■ Aim ■
Lines containing the word "punto" are to be located and copied.

Data entries
* start *
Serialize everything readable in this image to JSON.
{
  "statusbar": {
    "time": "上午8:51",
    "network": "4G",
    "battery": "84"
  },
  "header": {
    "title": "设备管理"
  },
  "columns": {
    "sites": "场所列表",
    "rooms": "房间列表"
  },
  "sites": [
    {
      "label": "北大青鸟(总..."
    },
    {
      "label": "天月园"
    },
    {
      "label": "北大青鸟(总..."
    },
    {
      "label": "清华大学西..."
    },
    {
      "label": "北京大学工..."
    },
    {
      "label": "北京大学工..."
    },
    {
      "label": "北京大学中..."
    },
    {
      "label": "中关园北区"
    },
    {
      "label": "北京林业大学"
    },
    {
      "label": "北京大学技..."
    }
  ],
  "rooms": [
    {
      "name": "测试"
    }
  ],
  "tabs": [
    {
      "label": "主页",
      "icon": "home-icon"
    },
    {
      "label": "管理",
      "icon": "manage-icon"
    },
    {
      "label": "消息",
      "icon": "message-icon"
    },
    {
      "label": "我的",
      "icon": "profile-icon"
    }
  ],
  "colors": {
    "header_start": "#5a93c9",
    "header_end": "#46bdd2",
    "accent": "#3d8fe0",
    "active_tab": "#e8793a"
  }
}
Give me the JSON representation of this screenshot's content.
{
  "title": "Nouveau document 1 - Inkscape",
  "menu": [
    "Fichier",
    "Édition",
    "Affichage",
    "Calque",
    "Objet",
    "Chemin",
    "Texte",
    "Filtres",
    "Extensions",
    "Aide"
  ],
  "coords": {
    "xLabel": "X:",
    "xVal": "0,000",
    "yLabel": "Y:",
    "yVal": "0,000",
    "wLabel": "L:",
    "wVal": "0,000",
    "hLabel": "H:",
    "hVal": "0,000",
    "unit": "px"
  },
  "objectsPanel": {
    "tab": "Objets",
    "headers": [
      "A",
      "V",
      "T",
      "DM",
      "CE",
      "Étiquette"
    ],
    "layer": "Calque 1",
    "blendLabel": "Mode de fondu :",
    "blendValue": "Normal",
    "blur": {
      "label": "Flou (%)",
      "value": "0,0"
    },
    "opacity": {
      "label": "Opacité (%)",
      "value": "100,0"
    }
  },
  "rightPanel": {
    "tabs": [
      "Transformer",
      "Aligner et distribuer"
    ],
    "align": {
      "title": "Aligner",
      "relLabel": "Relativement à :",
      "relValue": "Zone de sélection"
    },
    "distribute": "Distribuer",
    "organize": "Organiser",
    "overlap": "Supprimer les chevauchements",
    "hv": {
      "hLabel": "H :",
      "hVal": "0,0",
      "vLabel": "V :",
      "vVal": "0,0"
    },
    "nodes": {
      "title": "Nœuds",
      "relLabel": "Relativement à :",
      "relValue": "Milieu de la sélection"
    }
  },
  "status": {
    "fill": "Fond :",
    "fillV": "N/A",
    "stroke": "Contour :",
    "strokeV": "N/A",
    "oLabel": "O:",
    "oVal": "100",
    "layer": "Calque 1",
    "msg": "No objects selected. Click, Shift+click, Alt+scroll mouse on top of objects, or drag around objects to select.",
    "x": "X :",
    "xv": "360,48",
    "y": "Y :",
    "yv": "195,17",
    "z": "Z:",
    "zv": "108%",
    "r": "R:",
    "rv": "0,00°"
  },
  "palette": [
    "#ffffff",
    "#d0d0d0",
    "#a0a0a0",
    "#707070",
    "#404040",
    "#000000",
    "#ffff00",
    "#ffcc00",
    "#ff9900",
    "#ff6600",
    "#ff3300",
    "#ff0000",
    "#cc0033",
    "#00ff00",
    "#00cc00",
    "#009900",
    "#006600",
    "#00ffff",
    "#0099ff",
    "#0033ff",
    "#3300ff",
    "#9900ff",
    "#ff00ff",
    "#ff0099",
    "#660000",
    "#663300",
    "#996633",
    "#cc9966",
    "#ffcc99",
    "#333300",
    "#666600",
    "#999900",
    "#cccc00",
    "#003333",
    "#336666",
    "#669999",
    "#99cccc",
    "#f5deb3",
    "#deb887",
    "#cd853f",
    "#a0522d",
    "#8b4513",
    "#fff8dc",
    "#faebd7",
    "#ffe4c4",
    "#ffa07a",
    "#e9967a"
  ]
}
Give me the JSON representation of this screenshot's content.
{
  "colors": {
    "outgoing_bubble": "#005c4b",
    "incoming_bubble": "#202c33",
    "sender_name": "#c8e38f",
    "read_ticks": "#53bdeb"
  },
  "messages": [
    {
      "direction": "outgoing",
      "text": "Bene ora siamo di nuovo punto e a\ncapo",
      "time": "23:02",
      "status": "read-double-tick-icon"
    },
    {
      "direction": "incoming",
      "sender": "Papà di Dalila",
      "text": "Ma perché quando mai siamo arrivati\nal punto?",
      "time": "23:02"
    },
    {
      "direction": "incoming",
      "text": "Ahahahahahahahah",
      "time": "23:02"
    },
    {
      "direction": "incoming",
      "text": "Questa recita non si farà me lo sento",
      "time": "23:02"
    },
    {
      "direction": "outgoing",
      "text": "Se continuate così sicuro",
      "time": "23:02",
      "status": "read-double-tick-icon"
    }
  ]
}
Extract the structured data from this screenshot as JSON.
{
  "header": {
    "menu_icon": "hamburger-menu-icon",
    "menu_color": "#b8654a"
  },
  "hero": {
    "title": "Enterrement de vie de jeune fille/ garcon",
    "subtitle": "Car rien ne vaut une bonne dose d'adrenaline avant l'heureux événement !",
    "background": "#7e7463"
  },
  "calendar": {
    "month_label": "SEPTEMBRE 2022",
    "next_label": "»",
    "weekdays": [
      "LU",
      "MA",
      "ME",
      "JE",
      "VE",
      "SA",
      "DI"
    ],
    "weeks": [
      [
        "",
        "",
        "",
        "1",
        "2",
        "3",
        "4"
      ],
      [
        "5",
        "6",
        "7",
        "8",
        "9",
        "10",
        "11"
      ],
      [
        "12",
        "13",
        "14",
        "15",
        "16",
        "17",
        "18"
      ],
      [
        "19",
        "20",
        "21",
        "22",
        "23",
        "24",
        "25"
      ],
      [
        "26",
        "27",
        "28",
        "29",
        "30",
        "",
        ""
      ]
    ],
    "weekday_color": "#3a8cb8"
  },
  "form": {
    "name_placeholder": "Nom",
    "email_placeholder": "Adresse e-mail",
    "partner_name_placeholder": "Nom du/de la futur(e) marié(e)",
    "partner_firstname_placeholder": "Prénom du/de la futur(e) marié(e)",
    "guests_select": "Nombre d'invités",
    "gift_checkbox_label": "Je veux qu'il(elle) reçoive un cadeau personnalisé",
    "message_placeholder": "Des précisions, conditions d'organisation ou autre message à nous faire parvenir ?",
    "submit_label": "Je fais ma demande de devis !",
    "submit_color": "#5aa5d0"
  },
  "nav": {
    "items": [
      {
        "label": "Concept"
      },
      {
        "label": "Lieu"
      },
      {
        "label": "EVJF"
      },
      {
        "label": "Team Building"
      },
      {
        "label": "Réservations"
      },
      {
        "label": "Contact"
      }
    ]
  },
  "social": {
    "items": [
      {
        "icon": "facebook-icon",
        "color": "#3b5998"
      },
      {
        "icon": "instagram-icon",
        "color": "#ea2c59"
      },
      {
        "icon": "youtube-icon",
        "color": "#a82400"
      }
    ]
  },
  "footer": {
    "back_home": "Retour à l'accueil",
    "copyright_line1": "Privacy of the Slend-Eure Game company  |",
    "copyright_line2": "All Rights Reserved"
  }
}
* end *
■ Exercise output ■
      "text": "Bene ora siamo di nuovo punto e a\ncapo",
      "text": "Ma perché quando mai siamo arrivati\nal punto?",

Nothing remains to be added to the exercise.